> **Work instructions**:
**1.** From the tour diary below, return the part that begins at "Speaking of interviews, my" and stops after "No, I don’t.".
**2.** Answer these questions from the tour diary below.
(a) Where is the first reading held on Monday, February 4th?
(b) Who does the writer meet up with in Frankfurt?
(c) How long does the writer sign books after the Q&A at the English Theatre?

> **Exercise passage**:
= = = = =

Speaking of interviews, my first one of the day is with Wieland Freund of Literarische Welt, who wants to talk about the seeming contradiction between Sewer, Gas & Electric, which he feels was written from a very liberal perspective, and the “much more conservative” attitude on display in Bad Monkeys. I tell him about my deep admiration for Nicolas Sarkozy. No, I don’t.

Monday, February 4th — Tonight I have my first reading, at the Kennedy Museum in Pariser Platz. The Platz, which in postcards I refer to mistakenly as “Brandenburg Plaza,” is the site of the famous Gate. The British and French embassies are located here as well, and the new American embassy is due to open on July 4th—my appearance tonight is one of a series of cultural events leading up to the grand opening.

The reading goes well. It’s a great venue—I’m surrounded by pictures of JFK and Jackie—and my hosts have done a good job publicizing the event, so it’s standing room only. The Museum sells out its stock of Bad Monkeys copies. During the signing I meet molosovsky, aka Alexander Müller. Alexander is also an illustrator, and he takes several photos of me, one of which will serve as the basis for a portrait. It’s a decent likeness, although I’m clearly starting to show the effects of all the schnitzel:

Tuesday, February 5th — [N.B. The portion of the original livejournal post describing the events of February 5th were lost to a long-ago editing accident. The shorthand travel notes I took at the time read: “To Hamburg. Rainy city, busy day. Fortress America. Super Tuesday.” “Fortress America” is a reference to the U.S. Consulate, where I gave my reading, and where security was very tight. February 5th was also Super Tuesday in the 2008 presidential primaries, and much of the post-reading dinner conversation was about whether Barack Obama really had a shot at becoming president. The following morning I caught a train to Frankfurt, where I met up with Anna Leube and a Hanser publicist, Christina Knecht. Our Frankfurt hotel was the INNSIDE Frankfurt Eurothem, which had this amazing elevator system, the likes of which I’d never seen before: You’d enter a round elevator lobby at a corner of the building and punch in your desired floor on a keypad; this would summon one of five “sightseeing elevators” preprogrammed with your destination.]

Wednesday, February 6th — Tonight’s reading at the English Theatre is, I think, the best of the lot, with a great stage and a big, friendly crowd. When the Q&A is over I sign books for almost an hour. I meet another lj friend, shannachie. Word comes down that the stock of Bad Monkeys copies has again sold out, and both Anna and the Theatre management are happy about this.

= = = = =

> **Data shown**:
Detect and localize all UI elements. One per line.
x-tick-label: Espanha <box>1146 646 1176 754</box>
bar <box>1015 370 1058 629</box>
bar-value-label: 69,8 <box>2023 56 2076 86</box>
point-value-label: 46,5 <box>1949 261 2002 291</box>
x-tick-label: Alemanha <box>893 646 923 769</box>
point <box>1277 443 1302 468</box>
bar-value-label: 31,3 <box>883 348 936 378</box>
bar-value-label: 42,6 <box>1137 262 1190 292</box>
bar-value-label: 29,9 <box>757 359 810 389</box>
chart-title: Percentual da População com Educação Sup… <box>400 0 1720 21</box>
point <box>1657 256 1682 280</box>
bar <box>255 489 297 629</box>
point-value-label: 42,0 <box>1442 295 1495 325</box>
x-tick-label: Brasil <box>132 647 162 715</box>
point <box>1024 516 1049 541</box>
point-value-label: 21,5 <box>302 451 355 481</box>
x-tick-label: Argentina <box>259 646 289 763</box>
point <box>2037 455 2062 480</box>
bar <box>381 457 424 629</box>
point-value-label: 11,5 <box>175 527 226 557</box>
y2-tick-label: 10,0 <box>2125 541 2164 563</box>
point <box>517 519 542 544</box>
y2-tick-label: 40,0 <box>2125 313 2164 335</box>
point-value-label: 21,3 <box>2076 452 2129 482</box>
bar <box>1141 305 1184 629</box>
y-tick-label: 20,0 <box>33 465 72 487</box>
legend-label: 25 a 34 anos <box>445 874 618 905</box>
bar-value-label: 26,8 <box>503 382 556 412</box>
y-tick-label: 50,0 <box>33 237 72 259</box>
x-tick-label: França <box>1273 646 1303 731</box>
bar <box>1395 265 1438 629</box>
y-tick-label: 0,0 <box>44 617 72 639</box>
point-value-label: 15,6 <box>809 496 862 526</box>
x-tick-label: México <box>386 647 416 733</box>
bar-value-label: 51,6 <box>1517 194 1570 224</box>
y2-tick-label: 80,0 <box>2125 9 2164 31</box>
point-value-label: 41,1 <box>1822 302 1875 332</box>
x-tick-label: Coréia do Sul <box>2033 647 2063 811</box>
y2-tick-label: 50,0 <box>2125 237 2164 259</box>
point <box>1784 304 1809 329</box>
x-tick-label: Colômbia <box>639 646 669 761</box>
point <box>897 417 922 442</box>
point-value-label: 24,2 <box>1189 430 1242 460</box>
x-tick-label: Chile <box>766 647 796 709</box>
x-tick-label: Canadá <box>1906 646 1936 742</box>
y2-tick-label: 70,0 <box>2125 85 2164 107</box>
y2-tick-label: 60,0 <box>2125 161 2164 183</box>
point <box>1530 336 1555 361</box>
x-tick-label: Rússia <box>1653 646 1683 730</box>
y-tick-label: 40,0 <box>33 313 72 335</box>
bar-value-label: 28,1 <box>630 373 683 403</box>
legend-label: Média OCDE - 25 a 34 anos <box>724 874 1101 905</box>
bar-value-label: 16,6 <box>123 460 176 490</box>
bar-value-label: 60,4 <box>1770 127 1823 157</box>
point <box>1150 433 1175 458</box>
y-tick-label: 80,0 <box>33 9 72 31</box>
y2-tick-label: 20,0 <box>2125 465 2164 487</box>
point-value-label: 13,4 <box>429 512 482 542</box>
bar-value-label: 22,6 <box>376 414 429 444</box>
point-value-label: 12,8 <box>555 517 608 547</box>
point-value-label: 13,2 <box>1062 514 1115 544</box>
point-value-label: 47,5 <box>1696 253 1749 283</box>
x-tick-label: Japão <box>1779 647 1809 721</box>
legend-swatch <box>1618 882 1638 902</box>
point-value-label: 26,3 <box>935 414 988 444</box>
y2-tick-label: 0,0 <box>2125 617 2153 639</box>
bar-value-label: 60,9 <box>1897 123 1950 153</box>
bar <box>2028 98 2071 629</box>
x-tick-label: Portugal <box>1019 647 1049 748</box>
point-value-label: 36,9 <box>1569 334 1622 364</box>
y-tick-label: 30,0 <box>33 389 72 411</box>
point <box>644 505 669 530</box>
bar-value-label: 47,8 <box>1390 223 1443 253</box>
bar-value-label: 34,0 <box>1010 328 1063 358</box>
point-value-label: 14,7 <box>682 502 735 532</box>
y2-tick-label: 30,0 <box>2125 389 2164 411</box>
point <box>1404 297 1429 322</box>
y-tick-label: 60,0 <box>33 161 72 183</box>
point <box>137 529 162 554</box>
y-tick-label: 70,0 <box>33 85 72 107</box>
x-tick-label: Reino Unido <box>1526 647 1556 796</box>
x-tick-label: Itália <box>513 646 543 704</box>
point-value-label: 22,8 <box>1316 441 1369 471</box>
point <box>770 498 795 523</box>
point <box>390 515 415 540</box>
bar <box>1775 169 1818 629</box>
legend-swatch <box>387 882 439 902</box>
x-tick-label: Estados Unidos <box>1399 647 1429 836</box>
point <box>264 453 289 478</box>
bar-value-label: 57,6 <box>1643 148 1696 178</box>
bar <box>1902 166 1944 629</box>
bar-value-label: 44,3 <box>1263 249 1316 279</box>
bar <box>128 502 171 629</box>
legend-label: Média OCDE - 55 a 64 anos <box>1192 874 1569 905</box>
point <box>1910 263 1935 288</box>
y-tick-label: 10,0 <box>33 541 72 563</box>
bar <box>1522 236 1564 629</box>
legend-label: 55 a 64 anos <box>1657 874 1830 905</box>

= = = = =

> **Answers for each item**:
**1.**
Speaking of interviews, my first one of the day is with Wieland Freund of Literarische Welt, who wants to talk about the seeming contradiction between Sewer, Gas & Electric, which he feels was written from a very liberal perspective, and the “much more conservative” attitude on display in Bad Monkeys. I tell him about my deep admiration for Nicolas Sarkozy. No, I don’t.

**2.**
(a) At the Kennedy Museum in Pariser Platz.
(b) Anna Leube and Christina Knecht, a Hanser publicist.
(c) For almost an hour.